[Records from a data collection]
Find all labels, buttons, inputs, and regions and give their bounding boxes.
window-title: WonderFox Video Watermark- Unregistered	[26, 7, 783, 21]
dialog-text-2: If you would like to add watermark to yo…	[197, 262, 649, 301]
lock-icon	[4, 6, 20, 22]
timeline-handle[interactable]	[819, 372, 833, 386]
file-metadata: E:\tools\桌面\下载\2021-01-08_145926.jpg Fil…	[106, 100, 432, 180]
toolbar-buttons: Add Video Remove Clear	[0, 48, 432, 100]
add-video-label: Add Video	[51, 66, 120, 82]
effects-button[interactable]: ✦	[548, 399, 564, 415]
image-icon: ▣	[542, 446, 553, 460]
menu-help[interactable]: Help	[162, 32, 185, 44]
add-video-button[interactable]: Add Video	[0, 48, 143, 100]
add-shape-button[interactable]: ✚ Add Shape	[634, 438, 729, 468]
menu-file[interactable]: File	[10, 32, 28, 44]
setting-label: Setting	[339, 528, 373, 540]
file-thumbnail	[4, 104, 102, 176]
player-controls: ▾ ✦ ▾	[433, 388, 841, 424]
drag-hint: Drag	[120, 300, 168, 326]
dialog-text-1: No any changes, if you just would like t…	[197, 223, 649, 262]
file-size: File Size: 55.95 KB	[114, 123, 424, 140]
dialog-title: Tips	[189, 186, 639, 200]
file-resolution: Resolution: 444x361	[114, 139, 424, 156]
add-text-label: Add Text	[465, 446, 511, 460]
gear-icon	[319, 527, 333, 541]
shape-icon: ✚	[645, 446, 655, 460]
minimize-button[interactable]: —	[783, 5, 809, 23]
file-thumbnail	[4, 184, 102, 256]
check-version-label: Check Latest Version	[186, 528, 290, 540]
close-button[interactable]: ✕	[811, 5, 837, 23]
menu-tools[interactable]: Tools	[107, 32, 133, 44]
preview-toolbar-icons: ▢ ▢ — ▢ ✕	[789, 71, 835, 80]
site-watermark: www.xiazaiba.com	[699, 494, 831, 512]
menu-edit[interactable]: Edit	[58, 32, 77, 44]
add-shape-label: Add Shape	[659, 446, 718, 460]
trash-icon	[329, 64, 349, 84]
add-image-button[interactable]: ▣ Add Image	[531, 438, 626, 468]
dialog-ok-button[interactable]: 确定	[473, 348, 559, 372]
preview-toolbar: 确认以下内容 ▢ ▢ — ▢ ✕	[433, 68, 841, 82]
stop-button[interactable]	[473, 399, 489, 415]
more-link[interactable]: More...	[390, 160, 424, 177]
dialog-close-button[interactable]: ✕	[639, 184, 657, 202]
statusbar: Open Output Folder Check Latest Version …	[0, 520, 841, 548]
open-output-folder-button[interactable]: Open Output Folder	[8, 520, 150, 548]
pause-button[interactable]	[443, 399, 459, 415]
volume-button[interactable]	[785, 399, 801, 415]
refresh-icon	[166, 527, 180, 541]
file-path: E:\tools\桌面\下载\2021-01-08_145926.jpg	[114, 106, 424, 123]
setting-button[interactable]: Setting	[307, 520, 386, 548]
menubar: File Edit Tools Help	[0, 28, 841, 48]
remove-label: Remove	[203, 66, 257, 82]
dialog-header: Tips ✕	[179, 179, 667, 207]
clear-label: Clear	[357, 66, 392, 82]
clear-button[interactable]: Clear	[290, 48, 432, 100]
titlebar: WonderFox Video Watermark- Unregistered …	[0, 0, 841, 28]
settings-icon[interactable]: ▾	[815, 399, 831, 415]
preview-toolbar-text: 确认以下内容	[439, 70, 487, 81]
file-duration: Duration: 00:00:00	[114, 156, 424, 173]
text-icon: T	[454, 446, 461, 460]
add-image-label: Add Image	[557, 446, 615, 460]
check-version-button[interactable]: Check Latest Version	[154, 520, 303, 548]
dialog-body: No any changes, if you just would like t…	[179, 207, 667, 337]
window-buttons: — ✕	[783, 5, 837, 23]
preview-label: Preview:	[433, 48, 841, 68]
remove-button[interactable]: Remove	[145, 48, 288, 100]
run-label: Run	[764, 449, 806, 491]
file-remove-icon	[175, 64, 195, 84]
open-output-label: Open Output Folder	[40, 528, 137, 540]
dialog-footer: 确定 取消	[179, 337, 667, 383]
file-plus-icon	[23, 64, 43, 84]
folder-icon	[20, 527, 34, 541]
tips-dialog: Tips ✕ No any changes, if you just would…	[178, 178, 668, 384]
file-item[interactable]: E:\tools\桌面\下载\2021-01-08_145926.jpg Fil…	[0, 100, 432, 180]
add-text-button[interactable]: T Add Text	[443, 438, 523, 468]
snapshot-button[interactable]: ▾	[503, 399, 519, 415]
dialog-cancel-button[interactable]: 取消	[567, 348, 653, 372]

§ **Exercise details**:
Reproduce the entire listing above verbatim, keeping every line in its original order.

§ **Full output**:
Find all labels, buttons, inputs, and regions and give their bounding boxes.
window-title: WonderFox Video Watermark- Unregistered	[26, 7, 783, 21]
dialog-text-2: If you would like to add watermark to yo…	[197, 262, 649, 301]
lock-icon	[4, 6, 20, 22]
timeline-handle[interactable]	[819, 372, 833, 386]
file-metadata: E:\tools\桌面\下载\2021-01-08_145926.jpg Fil…	[106, 100, 432, 180]
toolbar-buttons: Add Video Remove Clear	[0, 48, 432, 100]
add-video-label: Add Video	[51, 66, 120, 82]
effects-button[interactable]: ✦	[548, 399, 564, 415]
image-icon: ▣	[542, 446, 553, 460]
menu-help[interactable]: Help	[162, 32, 185, 44]
add-video-button[interactable]: Add Video	[0, 48, 143, 100]
add-shape-button[interactable]: ✚ Add Shape	[634, 438, 729, 468]
menu-file[interactable]: File	[10, 32, 28, 44]
setting-label: Setting	[339, 528, 373, 540]
file-thumbnail	[4, 104, 102, 176]
player-controls: ▾ ✦ ▾	[433, 388, 841, 424]
drag-hint: Drag	[120, 300, 168, 326]
dialog-text-1: No any changes, if you just would like t…	[197, 223, 649, 262]
file-size: File Size: 55.95 KB	[114, 123, 424, 140]
dialog-title: Tips	[189, 186, 639, 200]
file-resolution: Resolution: 444x361	[114, 139, 424, 156]
add-text-label: Add Text	[465, 446, 511, 460]
gear-icon	[319, 527, 333, 541]
shape-icon: ✚	[645, 446, 655, 460]
minimize-button[interactable]: —	[783, 5, 809, 23]
file-thumbnail	[4, 184, 102, 256]
check-version-label: Check Latest Version	[186, 528, 290, 540]
close-button[interactable]: ✕	[811, 5, 837, 23]
menu-tools[interactable]: Tools	[107, 32, 133, 44]
preview-toolbar-icons: ▢ ▢ — ▢ ✕	[789, 71, 835, 80]
site-watermark: www.xiazaiba.com	[699, 494, 831, 512]
menu-edit[interactable]: Edit	[58, 32, 77, 44]
add-shape-label: Add Shape	[659, 446, 718, 460]
trash-icon	[329, 64, 349, 84]
add-image-button[interactable]: ▣ Add Image	[531, 438, 626, 468]
dialog-ok-button[interactable]: 确定	[473, 348, 559, 372]
preview-toolbar: 确认以下内容 ▢ ▢ — ▢ ✕	[433, 68, 841, 82]
stop-button[interactable]	[473, 399, 489, 415]
more-link[interactable]: More...	[390, 160, 424, 177]
dialog-close-button[interactable]: ✕	[639, 184, 657, 202]
statusbar: Open Output Folder Check Latest Version …	[0, 520, 841, 548]
open-output-folder-button[interactable]: Open Output Folder	[8, 520, 150, 548]
pause-button[interactable]	[443, 399, 459, 415]
volume-button[interactable]	[785, 399, 801, 415]
refresh-icon	[166, 527, 180, 541]
file-path: E:\tools\桌面\下载\2021-01-08_145926.jpg	[114, 106, 424, 123]
setting-button[interactable]: Setting	[307, 520, 386, 548]
menubar: File Edit Tools Help	[0, 28, 841, 48]
remove-label: Remove	[203, 66, 257, 82]
dialog-header: Tips ✕	[179, 179, 667, 207]
clear-label: Clear	[357, 66, 392, 82]
clear-button[interactable]: Clear	[290, 48, 432, 100]
titlebar: WonderFox Video Watermark- Unregistered …	[0, 0, 841, 28]
settings-icon[interactable]: ▾	[815, 399, 831, 415]
preview-toolbar-text: 确认以下内容	[439, 70, 487, 81]
file-duration: Duration: 00:00:00	[114, 156, 424, 173]
text-icon: T	[454, 446, 461, 460]
add-image-label: Add Image	[557, 446, 615, 460]
check-version-button[interactable]: Check Latest Version	[154, 520, 303, 548]
dialog-body: No any changes, if you just would like t…	[179, 207, 667, 337]
window-buttons: — ✕	[783, 5, 837, 23]
preview-label: Preview:	[433, 48, 841, 68]
remove-button[interactable]: Remove	[145, 48, 288, 100]
run-label: Run	[764, 449, 806, 491]
file-remove-icon	[175, 64, 195, 84]
open-output-label: Open Output Folder	[40, 528, 137, 540]
dialog-footer: 确定 取消	[179, 337, 667, 383]
file-plus-icon	[23, 64, 43, 84]
folder-icon	[20, 527, 34, 541]
tips-dialog: Tips ✕ No any changes, if you just would…	[178, 178, 668, 384]
file-item[interactable]: E:\tools\桌面\下载\2021-01-08_145926.jpg Fil…	[0, 100, 432, 180]
add-text-button[interactable]: T Add Text	[443, 438, 523, 468]
snapshot-button[interactable]: ▾	[503, 399, 519, 415]
dialog-cancel-button[interactable]: 取消	[567, 348, 653, 372]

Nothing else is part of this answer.